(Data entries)
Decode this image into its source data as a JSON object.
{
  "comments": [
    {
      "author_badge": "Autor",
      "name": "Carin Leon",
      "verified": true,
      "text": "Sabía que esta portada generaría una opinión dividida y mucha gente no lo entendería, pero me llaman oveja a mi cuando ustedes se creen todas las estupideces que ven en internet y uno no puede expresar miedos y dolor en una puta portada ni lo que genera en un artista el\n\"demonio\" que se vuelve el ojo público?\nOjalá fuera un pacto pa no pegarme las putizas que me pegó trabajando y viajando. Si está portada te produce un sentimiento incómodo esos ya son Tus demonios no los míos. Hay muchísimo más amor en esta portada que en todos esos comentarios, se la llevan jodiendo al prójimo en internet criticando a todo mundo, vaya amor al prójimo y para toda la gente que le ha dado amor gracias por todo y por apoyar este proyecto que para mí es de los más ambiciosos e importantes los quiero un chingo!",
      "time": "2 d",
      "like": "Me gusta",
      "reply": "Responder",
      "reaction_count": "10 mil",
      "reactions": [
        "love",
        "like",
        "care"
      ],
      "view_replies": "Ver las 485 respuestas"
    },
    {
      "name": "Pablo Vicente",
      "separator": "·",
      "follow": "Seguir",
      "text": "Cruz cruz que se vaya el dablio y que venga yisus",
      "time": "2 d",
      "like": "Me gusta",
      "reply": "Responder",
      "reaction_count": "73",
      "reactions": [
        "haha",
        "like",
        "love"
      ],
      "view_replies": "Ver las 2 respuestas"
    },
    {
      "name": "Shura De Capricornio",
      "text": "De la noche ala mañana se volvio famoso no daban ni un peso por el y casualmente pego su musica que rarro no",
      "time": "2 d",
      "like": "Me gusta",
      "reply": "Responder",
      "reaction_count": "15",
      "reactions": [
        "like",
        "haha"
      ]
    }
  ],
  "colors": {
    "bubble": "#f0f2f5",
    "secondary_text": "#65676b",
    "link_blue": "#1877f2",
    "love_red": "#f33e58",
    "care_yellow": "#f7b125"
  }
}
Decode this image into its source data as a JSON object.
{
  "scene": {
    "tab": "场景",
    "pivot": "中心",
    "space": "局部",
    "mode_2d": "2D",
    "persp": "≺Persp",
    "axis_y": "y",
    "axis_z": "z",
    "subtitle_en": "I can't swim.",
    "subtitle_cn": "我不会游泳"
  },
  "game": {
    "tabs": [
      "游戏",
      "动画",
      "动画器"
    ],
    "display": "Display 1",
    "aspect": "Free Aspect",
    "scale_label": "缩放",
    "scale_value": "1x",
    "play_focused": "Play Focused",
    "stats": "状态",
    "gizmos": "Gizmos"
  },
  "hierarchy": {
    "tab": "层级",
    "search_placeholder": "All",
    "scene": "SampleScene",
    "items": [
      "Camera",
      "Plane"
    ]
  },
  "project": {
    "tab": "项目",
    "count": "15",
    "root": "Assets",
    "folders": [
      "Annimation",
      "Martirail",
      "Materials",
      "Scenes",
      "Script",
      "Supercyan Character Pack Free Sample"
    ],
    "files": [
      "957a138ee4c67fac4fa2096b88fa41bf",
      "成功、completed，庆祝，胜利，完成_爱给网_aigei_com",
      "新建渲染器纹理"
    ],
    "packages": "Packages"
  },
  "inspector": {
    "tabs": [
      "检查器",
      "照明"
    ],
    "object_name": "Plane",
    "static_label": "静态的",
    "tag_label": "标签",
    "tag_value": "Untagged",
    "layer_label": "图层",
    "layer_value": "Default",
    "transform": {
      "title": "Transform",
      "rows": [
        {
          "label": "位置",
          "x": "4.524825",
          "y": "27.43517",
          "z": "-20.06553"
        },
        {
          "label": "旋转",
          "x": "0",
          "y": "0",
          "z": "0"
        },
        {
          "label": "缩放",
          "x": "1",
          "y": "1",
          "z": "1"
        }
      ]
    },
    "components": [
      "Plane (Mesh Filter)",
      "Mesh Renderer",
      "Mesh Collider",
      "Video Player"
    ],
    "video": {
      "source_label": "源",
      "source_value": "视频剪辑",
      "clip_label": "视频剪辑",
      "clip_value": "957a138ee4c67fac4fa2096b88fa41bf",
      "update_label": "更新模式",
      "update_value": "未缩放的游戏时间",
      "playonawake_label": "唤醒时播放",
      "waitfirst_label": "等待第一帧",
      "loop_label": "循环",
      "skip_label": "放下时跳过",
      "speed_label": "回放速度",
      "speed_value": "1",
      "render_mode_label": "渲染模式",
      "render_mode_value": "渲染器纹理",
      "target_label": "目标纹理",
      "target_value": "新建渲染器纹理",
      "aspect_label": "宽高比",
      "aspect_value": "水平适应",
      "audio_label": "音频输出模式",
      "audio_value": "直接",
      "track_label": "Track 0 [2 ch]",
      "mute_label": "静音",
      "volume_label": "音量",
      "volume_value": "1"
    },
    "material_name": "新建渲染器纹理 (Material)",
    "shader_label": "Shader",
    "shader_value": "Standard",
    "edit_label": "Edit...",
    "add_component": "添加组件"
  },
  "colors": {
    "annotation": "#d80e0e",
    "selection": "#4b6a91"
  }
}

- **Requirement**
Answer with one number: how many lines of the entries above include the word "vaya".

- **Solution**
2